PROVIDED MATERIAL -
+ + + + +

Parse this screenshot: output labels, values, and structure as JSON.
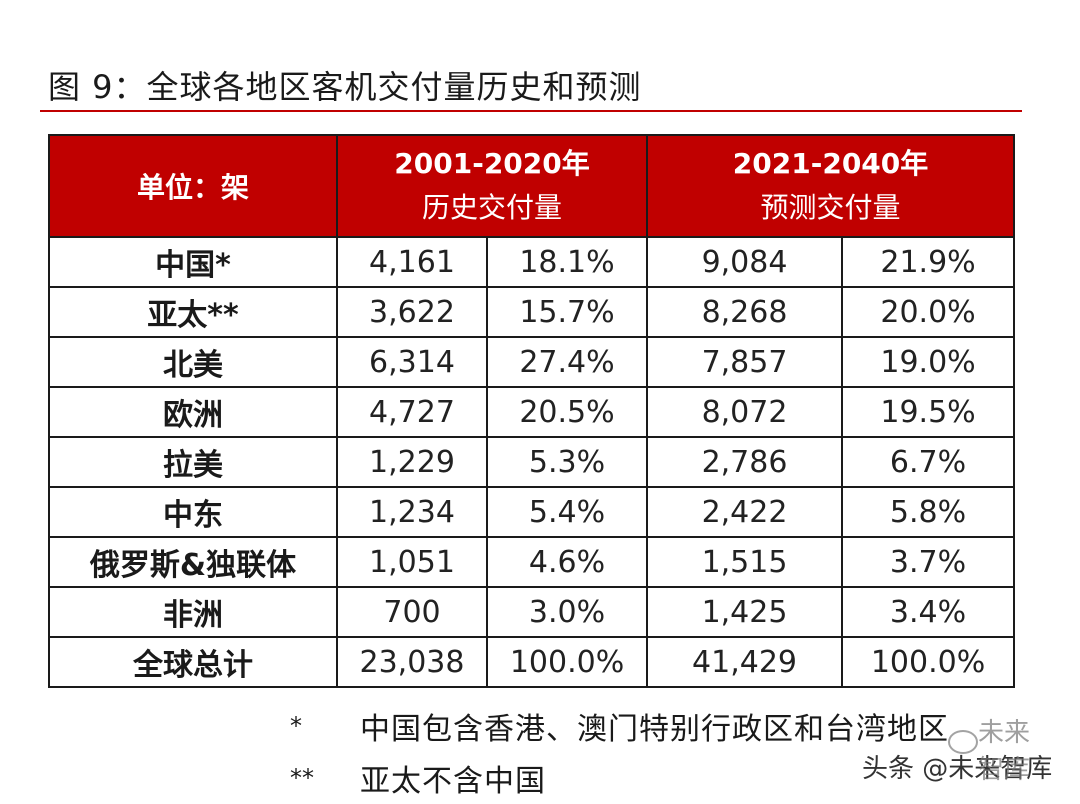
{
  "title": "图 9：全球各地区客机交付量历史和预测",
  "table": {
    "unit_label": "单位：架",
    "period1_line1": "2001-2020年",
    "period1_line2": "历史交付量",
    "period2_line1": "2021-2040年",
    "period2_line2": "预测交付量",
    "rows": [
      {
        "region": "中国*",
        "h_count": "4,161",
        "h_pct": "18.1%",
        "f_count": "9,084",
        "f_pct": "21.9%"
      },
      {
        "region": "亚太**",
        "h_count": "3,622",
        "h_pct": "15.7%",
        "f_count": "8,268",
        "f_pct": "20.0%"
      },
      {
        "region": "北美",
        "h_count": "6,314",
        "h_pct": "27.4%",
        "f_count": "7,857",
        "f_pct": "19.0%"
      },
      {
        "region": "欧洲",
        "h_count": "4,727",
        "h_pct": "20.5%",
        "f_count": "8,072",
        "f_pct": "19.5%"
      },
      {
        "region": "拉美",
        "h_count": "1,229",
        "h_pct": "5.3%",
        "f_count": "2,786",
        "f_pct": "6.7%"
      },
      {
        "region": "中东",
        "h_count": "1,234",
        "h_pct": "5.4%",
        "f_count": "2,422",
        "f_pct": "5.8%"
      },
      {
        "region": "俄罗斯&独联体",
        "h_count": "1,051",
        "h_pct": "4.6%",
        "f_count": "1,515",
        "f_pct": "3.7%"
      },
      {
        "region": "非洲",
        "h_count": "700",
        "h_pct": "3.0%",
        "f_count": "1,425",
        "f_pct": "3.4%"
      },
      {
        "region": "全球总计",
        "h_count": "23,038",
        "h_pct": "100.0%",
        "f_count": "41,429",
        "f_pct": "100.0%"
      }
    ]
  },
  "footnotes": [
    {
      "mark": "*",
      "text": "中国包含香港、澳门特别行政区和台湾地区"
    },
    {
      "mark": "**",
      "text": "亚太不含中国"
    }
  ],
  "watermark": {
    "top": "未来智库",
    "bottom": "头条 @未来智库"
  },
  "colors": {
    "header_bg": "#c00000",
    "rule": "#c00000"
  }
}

+ + + + +

EXERCISE AIM - Retype the listing exactly. Pictures do not belong in the copy.

WRITTEN ANSWER -
Parse this screenshot: output labels, values, and structure as JSON.
{
  "title": "图 9：全球各地区客机交付量历史和预测",
  "table": {
    "unit_label": "单位：架",
    "period1_line1": "2001-2020年",
    "period1_line2": "历史交付量",
    "period2_line1": "2021-2040年",
    "period2_line2": "预测交付量",
    "rows": [
      {
        "region": "中国*",
        "h_count": "4,161",
        "h_pct": "18.1%",
        "f_count": "9,084",
        "f_pct": "21.9%"
      },
      {
        "region": "亚太**",
        "h_count": "3,622",
        "h_pct": "15.7%",
        "f_count": "8,268",
        "f_pct": "20.0%"
      },
      {
        "region": "北美",
        "h_count": "6,314",
        "h_pct": "27.4%",
        "f_count": "7,857",
        "f_pct": "19.0%"
      },
      {
        "region": "欧洲",
        "h_count": "4,727",
        "h_pct": "20.5%",
        "f_count": "8,072",
        "f_pct": "19.5%"
      },
      {
        "region": "拉美",
        "h_count": "1,229",
        "h_pct": "5.3%",
        "f_count": "2,786",
        "f_pct": "6.7%"
      },
      {
        "region": "中东",
        "h_count": "1,234",
        "h_pct": "5.4%",
        "f_count": "2,422",
        "f_pct": "5.8%"
      },
      {
        "region": "俄罗斯&独联体",
        "h_count": "1,051",
        "h_pct": "4.6%",
        "f_count": "1,515",
        "f_pct": "3.7%"
      },
      {
        "region": "非洲",
        "h_count": "700",
        "h_pct": "3.0%",
        "f_count": "1,425",
        "f_pct": "3.4%"
      },
      {
        "region": "全球总计",
        "h_count": "23,038",
        "h_pct": "100.0%",
        "f_count": "41,429",
        "f_pct": "100.0%"
      }
    ]
  },
  "footnotes": [
    {
      "mark": "*",
      "text": "中国包含香港、澳门特别行政区和台湾地区"
    },
    {
      "mark": "**",
      "text": "亚太不含中国"
    }
  ],
  "watermark": {
    "top": "未来智库",
    "bottom": "头条 @未来智库"
  },
  "colors": {
    "header_bg": "#c00000",
    "rule": "#c00000"
  }
}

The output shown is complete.